Transcribe the records exactly. Pictures do not belong in the transcription.

A run of records:
----------
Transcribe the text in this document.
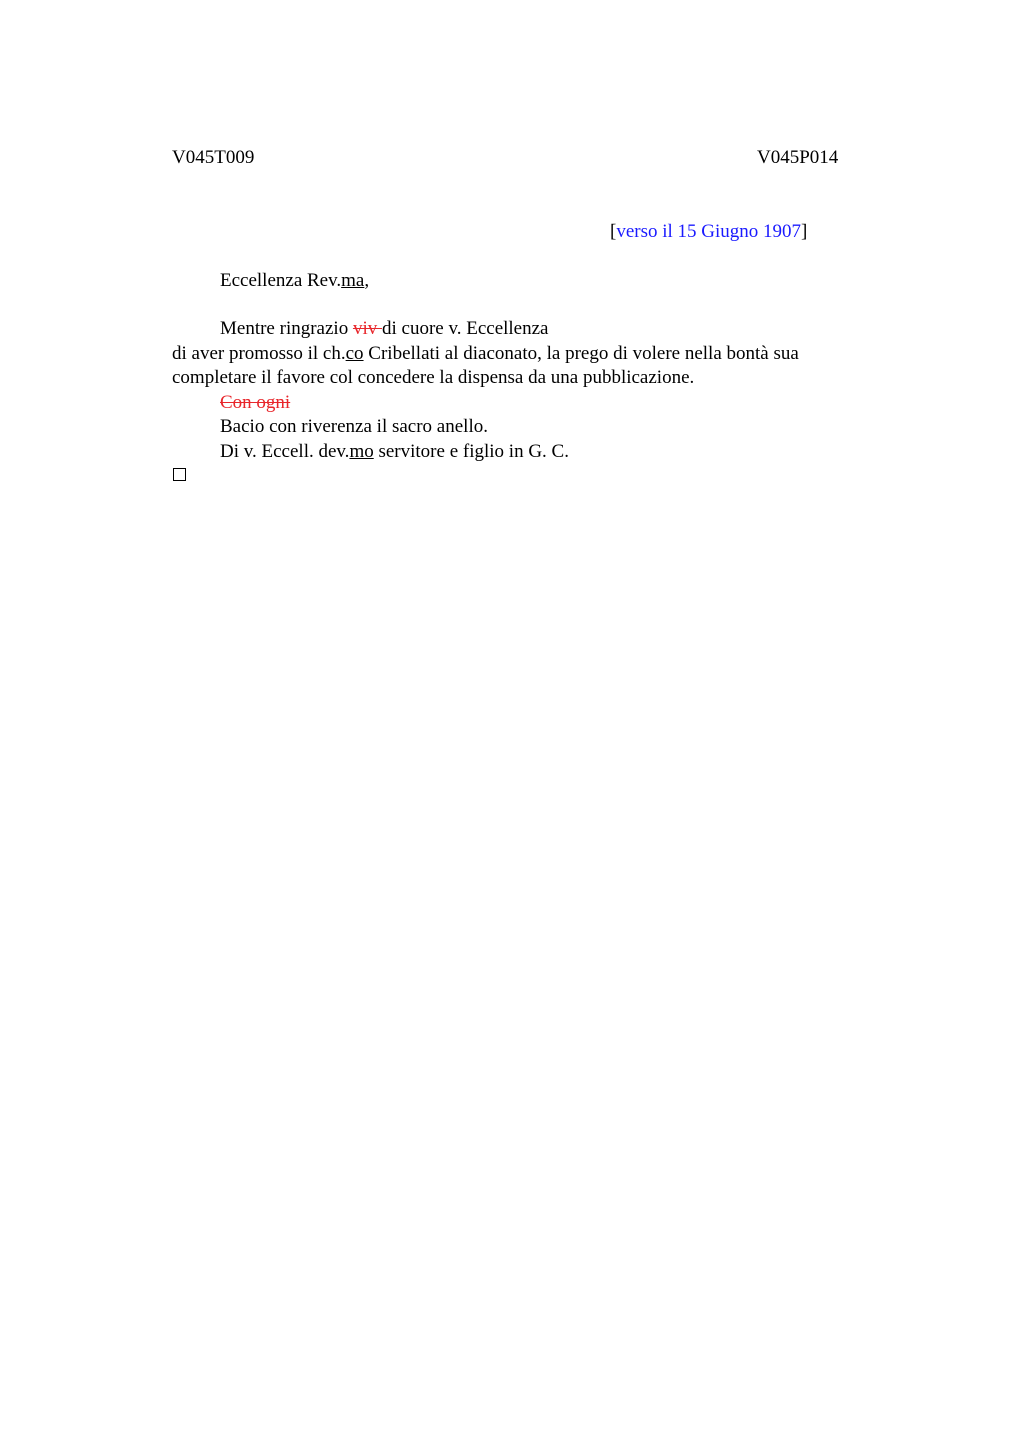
V045T009	V045P014
[verso il 15 Giugno 1907]
Eccellenza Rev.ma,
Mentre ringrazio viv di cuore v. Eccellenza
di aver promosso il ch.co Cribellati al diaconato, la prego di volere nella bontà sua
completare il favore col concedere la dispensa da una pubblicazione.
Con ogni
Bacio con riverenza il sacro anello.
Di v. Eccell. dev.mo servitore e figlio in G. C.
----------
TASK RESPONSE>
Transcribe the text in this document.
V045T009	V045P014
[verso il 15 Giugno 1907]
Eccellenza Rev.ma,
Mentre ringrazio viv di cuore v. Eccellenza
di aver promosso il ch.co Cribellati al diaconato, la prego di volere nella bontà sua
completare il favore col concedere la dispensa da una pubblicazione.
Con ogni
Bacio con riverenza il sacro anello.
Di v. Eccell. dev.mo servitore e figlio in G. C.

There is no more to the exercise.